EXERCISE DIRECTIONS: Please output the records below in full, exactly as given, but without the images.

DATA TO PROCESS:

* BEGIN *

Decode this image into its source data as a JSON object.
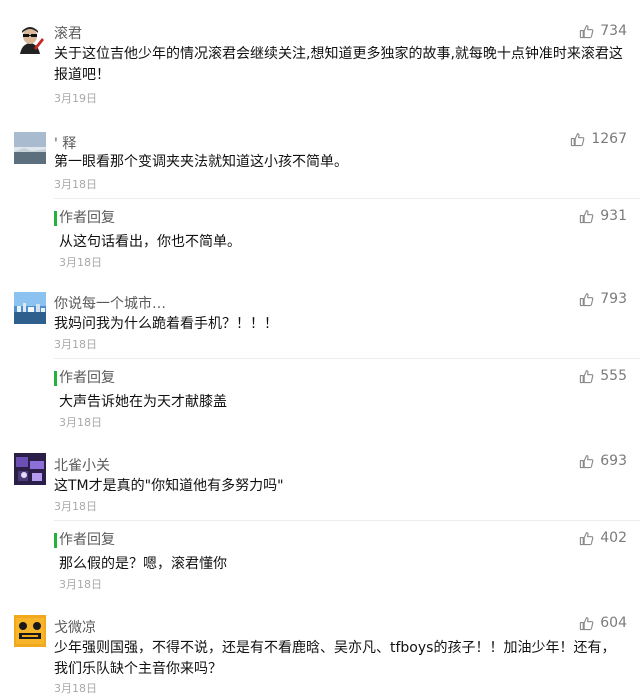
{
  "comments": [
    {
      "name": "滚君",
      "likes": "734",
      "text": "关于这位吉他少年的情况滚君会继续关注,想知道更多独家的故事,就每晚十点钟准时来滚君这报道吧！",
      "date": "3月19日"
    },
    {
      "name": "' 释",
      "likes": "1267",
      "text": "第一眼看那个变调夹夹法就知道这小孩不简单。",
      "date": "3月18日",
      "reply": {
        "label": "作者回复",
        "likes": "931",
        "text": "从这句话看出，你也不简单。",
        "date": "3月18日"
      }
    },
    {
      "name": "你说每一个城市…",
      "likes": "793",
      "text": "我妈问我为什么跪着看手机？！！！",
      "date": "3月18日",
      "reply": {
        "label": "作者回复",
        "likes": "555",
        "text": "大声告诉她在为天才献膝盖",
        "date": "3月18日"
      }
    },
    {
      "name": "北雀小关",
      "likes": "693",
      "text": "这TM才是真的\"你知道他有多努力吗\"",
      "date": "3月18日",
      "reply": {
        "label": "作者回复",
        "likes": "402",
        "text": "那么假的是？嗯，滚君懂你",
        "date": "3月18日"
      }
    },
    {
      "name": "戈微凉",
      "likes": "604",
      "text": "少年强则国强，不得不说，还是有不看鹿晗、吴亦凡、tfboys的孩子！！加油少年！还有，我们乐队缺个主音你来吗？",
      "date": "3月18日"
    }
  ],
  "icons": {
    "like": "thumbs-up-icon"
  },
  "colors": {
    "reply_accent": "#21b33b",
    "meta_text": "#a9a9a9",
    "like_icon": "#8a8a8a"
  }
}
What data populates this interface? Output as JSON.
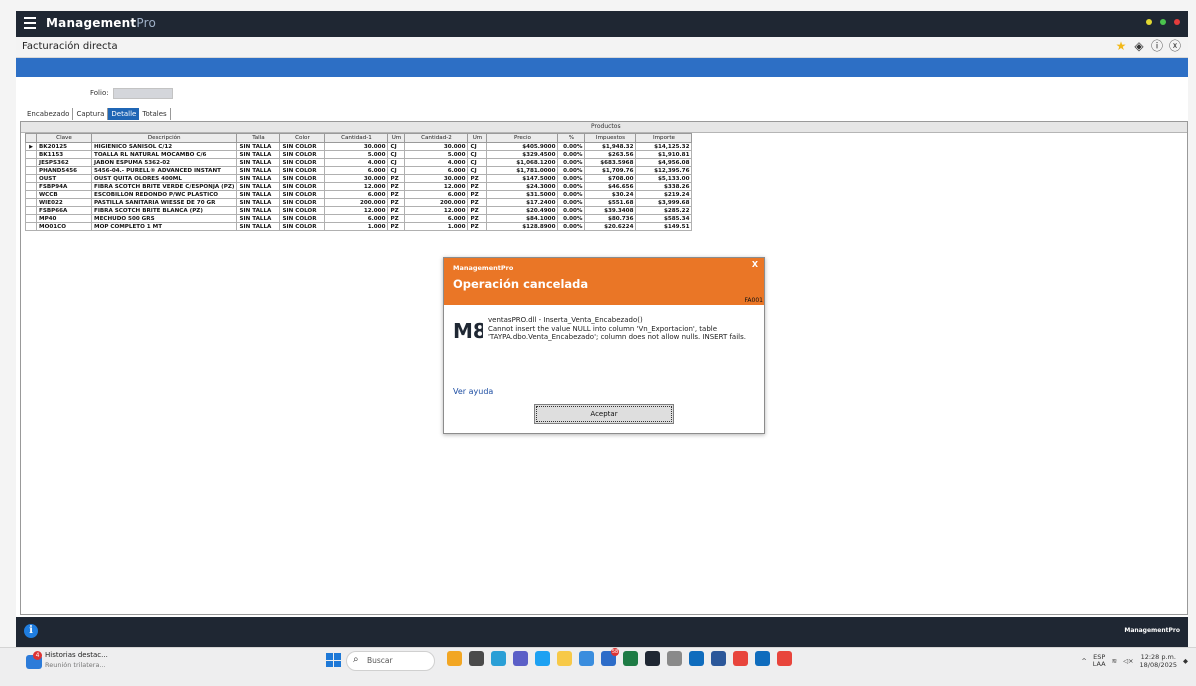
{
  "app": {
    "brand_main": "Management",
    "brand_pro": "Pro",
    "page_title": "Facturación directa"
  },
  "colors": {
    "appbar": "#1f2733",
    "bluebar": "#2d6fc5",
    "accent": "#ea7626",
    "dot1": "#e1d832",
    "dot2": "#4bc34e",
    "dot3": "#e53c3c"
  },
  "form": {
    "folio_label": "Folio:",
    "folio_value": ""
  },
  "tabs": [
    {
      "label": "Encabezado",
      "active": false
    },
    {
      "label": "Captura",
      "active": false
    },
    {
      "label": "Detalle",
      "active": true
    },
    {
      "label": "Totales",
      "active": false
    }
  ],
  "grid": {
    "caption": "Productos",
    "columns": [
      "Clave",
      "Descripción",
      "Talla",
      "Color",
      "Cantidad-1",
      "Um",
      "Cantidad-2",
      "Um",
      "Precio",
      "%",
      "Impuestos",
      "Importe"
    ],
    "rows": [
      [
        "BK20125",
        "HIGIENICO SANISOL C/12",
        "SIN TALLA",
        "SIN COLOR",
        "30.000",
        "CJ",
        "30.000",
        "CJ",
        "$405.9000",
        "0.00%",
        "$1,948.32",
        "$14,125.32"
      ],
      [
        "BK1153",
        "TOALLA RL NATURAL MOCAMBO C/6",
        "SIN TALLA",
        "SIN COLOR",
        "5.000",
        "CJ",
        "5.000",
        "CJ",
        "$329.4500",
        "0.00%",
        "$263.56",
        "$1,910.81"
      ],
      [
        "JESPS362",
        "JABON ESPUMA 5362-02",
        "SIN TALLA",
        "SIN COLOR",
        "4.000",
        "CJ",
        "4.000",
        "CJ",
        "$1,068.1200",
        "0.00%",
        "$683.5968",
        "$4,956.08"
      ],
      [
        "PHAND5456",
        "5456-04.- PURELL® ADVANCED INSTANT",
        "SIN TALLA",
        "SIN COLOR",
        "6.000",
        "CJ",
        "6.000",
        "CJ",
        "$1,781.0000",
        "0.00%",
        "$1,709.76",
        "$12,395.76"
      ],
      [
        "OUST",
        "OUST QUITA OLORES 400ML",
        "SIN TALLA",
        "SIN COLOR",
        "30.000",
        "PZ",
        "30.000",
        "PZ",
        "$147.5000",
        "0.00%",
        "$708.00",
        "$5,133.00"
      ],
      [
        "FSBP94A",
        "FIBRA SCOTCH BRITE VERDE C/ESPONJA (PZ)",
        "SIN TALLA",
        "SIN COLOR",
        "12.000",
        "PZ",
        "12.000",
        "PZ",
        "$24.3000",
        "0.00%",
        "$46.656",
        "$338.26"
      ],
      [
        "WCCB",
        "ESCOBILLON REDONDO P/WC PLASTICO",
        "SIN TALLA",
        "SIN COLOR",
        "6.000",
        "PZ",
        "6.000",
        "PZ",
        "$31.5000",
        "0.00%",
        "$30.24",
        "$219.24"
      ],
      [
        "WIE022",
        "PASTILLA SANITARIA WIESSE DE 70 GR",
        "SIN TALLA",
        "SIN COLOR",
        "200.000",
        "PZ",
        "200.000",
        "PZ",
        "$17.2400",
        "0.00%",
        "$551.68",
        "$3,999.68"
      ],
      [
        "FSBP66A",
        "FIBRA SCOTCH BRITE BLANCA (PZ)",
        "SIN TALLA",
        "SIN COLOR",
        "12.000",
        "PZ",
        "12.000",
        "PZ",
        "$20.4900",
        "0.00%",
        "$39.3408",
        "$285.22"
      ],
      [
        "MP40",
        "MECHUDO 500 GRS",
        "SIN TALLA",
        "SIN COLOR",
        "6.000",
        "PZ",
        "6.000",
        "PZ",
        "$84.1000",
        "0.00%",
        "$80.736",
        "$585.34"
      ],
      [
        "MO01CO",
        "MOP COMPLETO 1 MT",
        "SIN TALLA",
        "SIN COLOR",
        "1.000",
        "PZ",
        "1.000",
        "PZ",
        "$128.8900",
        "0.00%",
        "$20.6224",
        "$149.51"
      ]
    ]
  },
  "dialog": {
    "app_name": "ManagementPro",
    "close": "X",
    "title": "Operación cancelada",
    "code": "FA001",
    "logo_text": "M8",
    "message_line1": "ventasPRO.dll - Inserta_Venta_Encabezado()",
    "message_body": "Cannot insert the value NULL into column 'Vn_Exportacion', table 'TAYPA.dbo.Venta_Encabezado'; column does not allow nulls. INSERT fails.",
    "help_link": "Ver ayuda",
    "accept_button": "Aceptar"
  },
  "footer": {
    "brand": "ManagementPro"
  },
  "taskbar": {
    "news_title": "Historias destac...",
    "news_subtitle": "Reunión trilatera...",
    "news_badge": "4",
    "search_placeholder": "Buscar",
    "app_badge": "58",
    "lang_top": "ESP",
    "lang_bottom": "LAA",
    "time": "12:28 p.m.",
    "date": "18/08/2025",
    "app_icons": [
      "weather",
      "files",
      "browser",
      "teams",
      "chrome",
      "explorer",
      "store",
      "mail",
      "excel",
      "management",
      "app",
      "outlook",
      "word",
      "chrome2",
      "outlook2",
      "chrome3"
    ]
  }
}
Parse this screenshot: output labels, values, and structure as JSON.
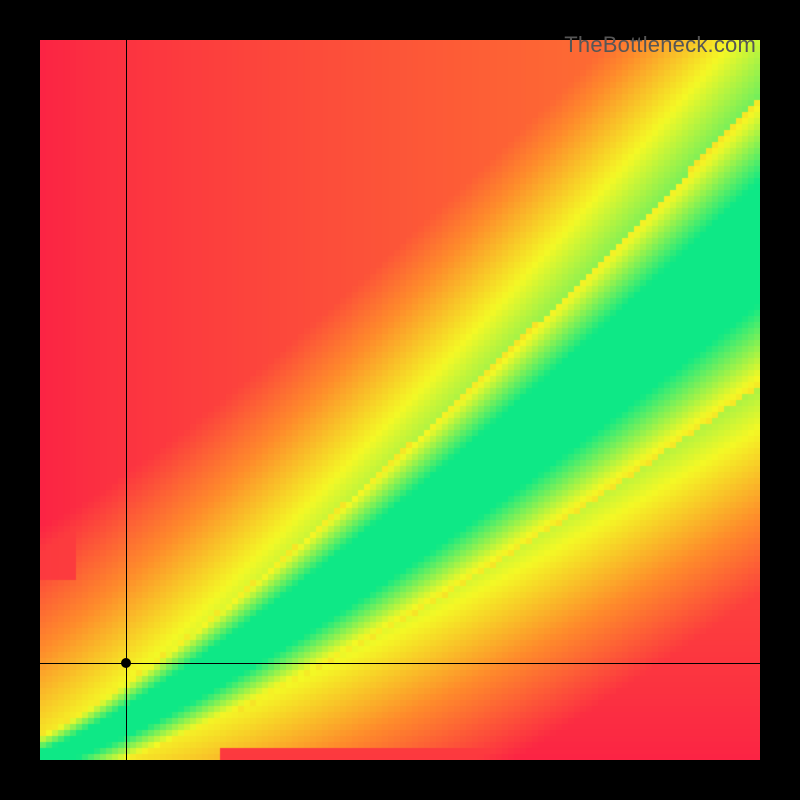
{
  "watermark": "TheBottleneck.com",
  "chart_data": {
    "type": "heatmap",
    "title": "",
    "xlabel": "",
    "ylabel": "",
    "xlim": [
      0,
      1
    ],
    "ylim": [
      0,
      1
    ],
    "grid": false,
    "legend": false,
    "axes_visible": false,
    "description": "Continuous 2D color field: green diagonal band (optimal match), yellow widening toward upper-right (mild mismatch), red in upper-left/lower-right corners (heavy bottleneck).",
    "crosshair": {
      "x": 0.119,
      "y": 0.135
    },
    "marker": {
      "x": 0.119,
      "y": 0.135
    },
    "diagonal": {
      "end_y_at_x1": 0.72,
      "curvature": 1.22,
      "green_halfwidth_start": 0.012,
      "green_halfwidth_end": 0.085,
      "yellow_halfwidth_start": 0.035,
      "yellow_halfwidth_end": 0.2
    },
    "colors": {
      "red": "#fb2344",
      "orange": "#fe8b2b",
      "yellow": "#f4f825",
      "green": "#0ee886"
    }
  }
}
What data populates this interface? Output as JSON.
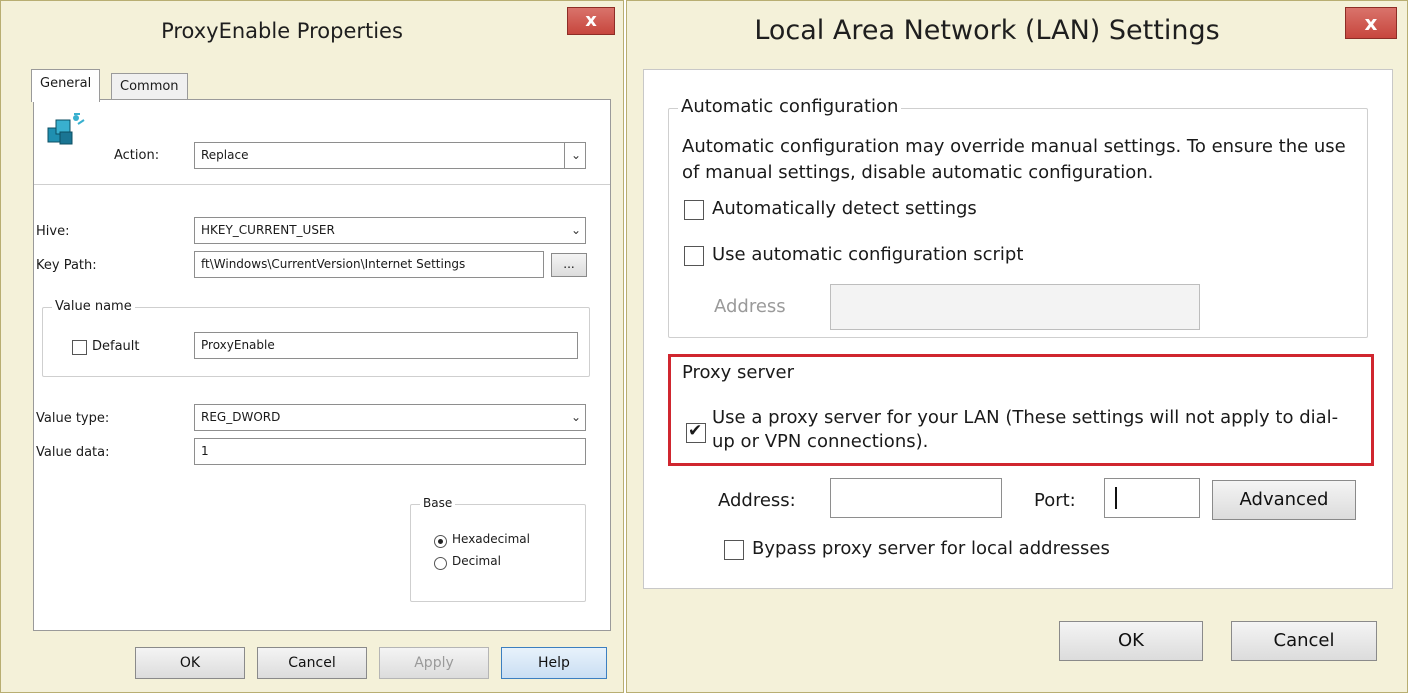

* END *

TASK ANSWER:
Decode this image into its source data as a JSON object.
{
  "comments": [
    {
      "name": "滚君",
      "likes": "734",
      "text": "关于这位吉他少年的情况滚君会继续关注,想知道更多独家的故事,就每晚十点钟准时来滚君这报道吧！",
      "date": "3月19日"
    },
    {
      "name": "' 释",
      "likes": "1267",
      "text": "第一眼看那个变调夹夹法就知道这小孩不简单。",
      "date": "3月18日",
      "reply": {
        "label": "作者回复",
        "likes": "931",
        "text": "从这句话看出，你也不简单。",
        "date": "3月18日"
      }
    },
    {
      "name": "你说每一个城市…",
      "likes": "793",
      "text": "我妈问我为什么跪着看手机？！！！",
      "date": "3月18日",
      "reply": {
        "label": "作者回复",
        "likes": "555",
        "text": "大声告诉她在为天才献膝盖",
        "date": "3月18日"
      }
    },
    {
      "name": "北雀小关",
      "likes": "693",
      "text": "这TM才是真的\"你知道他有多努力吗\"",
      "date": "3月18日",
      "reply": {
        "label": "作者回复",
        "likes": "402",
        "text": "那么假的是？嗯，滚君懂你",
        "date": "3月18日"
      }
    },
    {
      "name": "戈微凉",
      "likes": "604",
      "text": "少年强则国强，不得不说，还是有不看鹿晗、吴亦凡、tfboys的孩子！！加油少年！还有，我们乐队缺个主音你来吗？",
      "date": "3月18日"
    }
  ],
  "icons": {
    "like": "thumbs-up-icon"
  },
  "colors": {
    "reply_accent": "#21b33b",
    "meta_text": "#a9a9a9",
    "like_icon": "#8a8a8a"
  }
}
What data populates this interface? Output as JSON.
{
  "app": {
    "brand_main": "Management",
    "brand_pro": "Pro",
    "page_title": "Facturación directa"
  },
  "colors": {
    "appbar": "#1f2733",
    "bluebar": "#2d6fc5",
    "accent": "#ea7626",
    "dot1": "#e1d832",
    "dot2": "#4bc34e",
    "dot3": "#e53c3c"
  },
  "form": {
    "folio_label": "Folio:",
    "folio_value": ""
  },
  "tabs": [
    {
      "label": "Encabezado",
      "active": false
    },
    {
      "label": "Captura",
      "active": false
    },
    {
      "label": "Detalle",
      "active": true
    },
    {
      "label": "Totales",
      "active": false
    }
  ],
  "grid": {
    "caption": "Productos",
    "columns": [
      "Clave",
      "Descripción",
      "Talla",
      "Color",
      "Cantidad-1",
      "Um",
      "Cantidad-2",
      "Um",
      "Precio",
      "%",
      "Impuestos",
      "Importe"
    ],
    "rows": [
      [
        "BK20125",
        "HIGIENICO SANISOL C/12",
        "SIN TALLA",
        "SIN COLOR",
        "30.000",
        "CJ",
        "30.000",
        "CJ",
        "$405.9000",
        "0.00%",
        "$1,948.32",
        "$14,125.32"
      ],
      [
        "BK1153",
        "TOALLA RL NATURAL MOCAMBO C/6",
        "SIN TALLA",
        "SIN COLOR",
        "5.000",
        "CJ",
        "5.000",
        "CJ",
        "$329.4500",
        "0.00%",
        "$263.56",
        "$1,910.81"
      ],
      [
        "JESPS362",
        "JABON ESPUMA 5362-02",
        "SIN TALLA",
        "SIN COLOR",
        "4.000",
        "CJ",
        "4.000",
        "CJ",
        "$1,068.1200",
        "0.00%",
        "$683.5968",
        "$4,956.08"
      ],
      [
        "PHAND5456",
        "5456-04.- PURELL® ADVANCED INSTANT",
        "SIN TALLA",
        "SIN COLOR",
        "6.000",
        "CJ",
        "6.000",
        "CJ",
        "$1,781.0000",
        "0.00%",
        "$1,709.76",
        "$12,395.76"
      ],
      [
        "OUST",
        "OUST QUITA OLORES 400ML",
        "SIN TALLA",
        "SIN COLOR",
        "30.000",
        "PZ",
        "30.000",
        "PZ",
        "$147.5000",
        "0.00%",
        "$708.00",
        "$5,133.00"
      ],
      [
        "FSBP94A",
        "FIBRA SCOTCH BRITE VERDE C/ESPONJA (PZ)",
        "SIN TALLA",
        "SIN COLOR",
        "12.000",
        "PZ",
        "12.000",
        "PZ",
        "$24.3000",
        "0.00%",
        "$46.656",
        "$338.26"
      ],
      [
        "WCCB",
        "ESCOBILLON REDONDO P/WC PLASTICO",
        "SIN TALLA",
        "SIN COLOR",
        "6.000",
        "PZ",
        "6.000",
        "PZ",
        "$31.5000",
        "0.00%",
        "$30.24",
        "$219.24"
      ],
      [
        "WIE022",
        "PASTILLA SANITARIA WIESSE DE 70 GR",
        "SIN TALLA",
        "SIN COLOR",
        "200.000",
        "PZ",
        "200.000",
        "PZ",
        "$17.2400",
        "0.00%",
        "$551.68",
        "$3,999.68"
      ],
      [
        "FSBP66A",
        "FIBRA SCOTCH BRITE BLANCA (PZ)",
        "SIN TALLA",
        "SIN COLOR",
        "12.000",
        "PZ",
        "12.000",
        "PZ",
        "$20.4900",
        "0.00%",
        "$39.3408",
        "$285.22"
      ],
      [
        "MP40",
        "MECHUDO 500 GRS",
        "SIN TALLA",
        "SIN COLOR",
        "6.000",
        "PZ",
        "6.000",
        "PZ",
        "$84.1000",
        "0.00%",
        "$80.736",
        "$585.34"
      ],
      [
        "MO01CO",
        "MOP COMPLETO 1 MT",
        "SIN TALLA",
        "SIN COLOR",
        "1.000",
        "PZ",
        "1.000",
        "PZ",
        "$128.8900",
        "0.00%",
        "$20.6224",
        "$149.51"
      ]
    ]
  },
  "dialog": {
    "app_name": "ManagementPro",
    "close": "X",
    "title": "Operación cancelada",
    "code": "FA001",
    "logo_text": "M8",
    "message_line1": "ventasPRO.dll - Inserta_Venta_Encabezado()",
    "message_body": "Cannot insert the value NULL into column 'Vn_Exportacion', table 'TAYPA.dbo.Venta_Encabezado'; column does not allow nulls. INSERT fails.",
    "help_link": "Ver ayuda",
    "accept_button": "Aceptar"
  },
  "footer": {
    "brand": "ManagementPro"
  },
  "taskbar": {
    "news_title": "Historias destac...",
    "news_subtitle": "Reunión trilatera...",
    "news_badge": "4",
    "search_placeholder": "Buscar",
    "app_badge": "58",
    "lang_top": "ESP",
    "lang_bottom": "LAA",
    "time": "12:28 p.m.",
    "date": "18/08/2025",
    "app_icons": [
      "weather",
      "files",
      "browser",
      "teams",
      "chrome",
      "explorer",
      "store",
      "mail",
      "excel",
      "management",
      "app",
      "outlook",
      "word",
      "chrome2",
      "outlook2",
      "chrome3"
    ]
  }
}
Parse this screenshot: output labels, values, and structure as JSON.
{
  "watermark": "TheBottleneck.com",
  "chart_data": {
    "type": "heatmap",
    "title": "",
    "xlabel": "",
    "ylabel": "",
    "xlim": [
      0,
      1
    ],
    "ylim": [
      0,
      1
    ],
    "grid": false,
    "legend": false,
    "axes_visible": false,
    "description": "Continuous 2D color field: green diagonal band (optimal match), yellow widening toward upper-right (mild mismatch), red in upper-left/lower-right corners (heavy bottleneck).",
    "crosshair": {
      "x": 0.119,
      "y": 0.135
    },
    "marker": {
      "x": 0.119,
      "y": 0.135
    },
    "diagonal": {
      "end_y_at_x1": 0.72,
      "curvature": 1.22,
      "green_halfwidth_start": 0.012,
      "green_halfwidth_end": 0.085,
      "yellow_halfwidth_start": 0.035,
      "yellow_halfwidth_end": 0.2
    },
    "colors": {
      "red": "#fb2344",
      "orange": "#fe8b2b",
      "yellow": "#f4f825",
      "green": "#0ee886"
    }
  }
}
What data populates this interface? Output as JSON.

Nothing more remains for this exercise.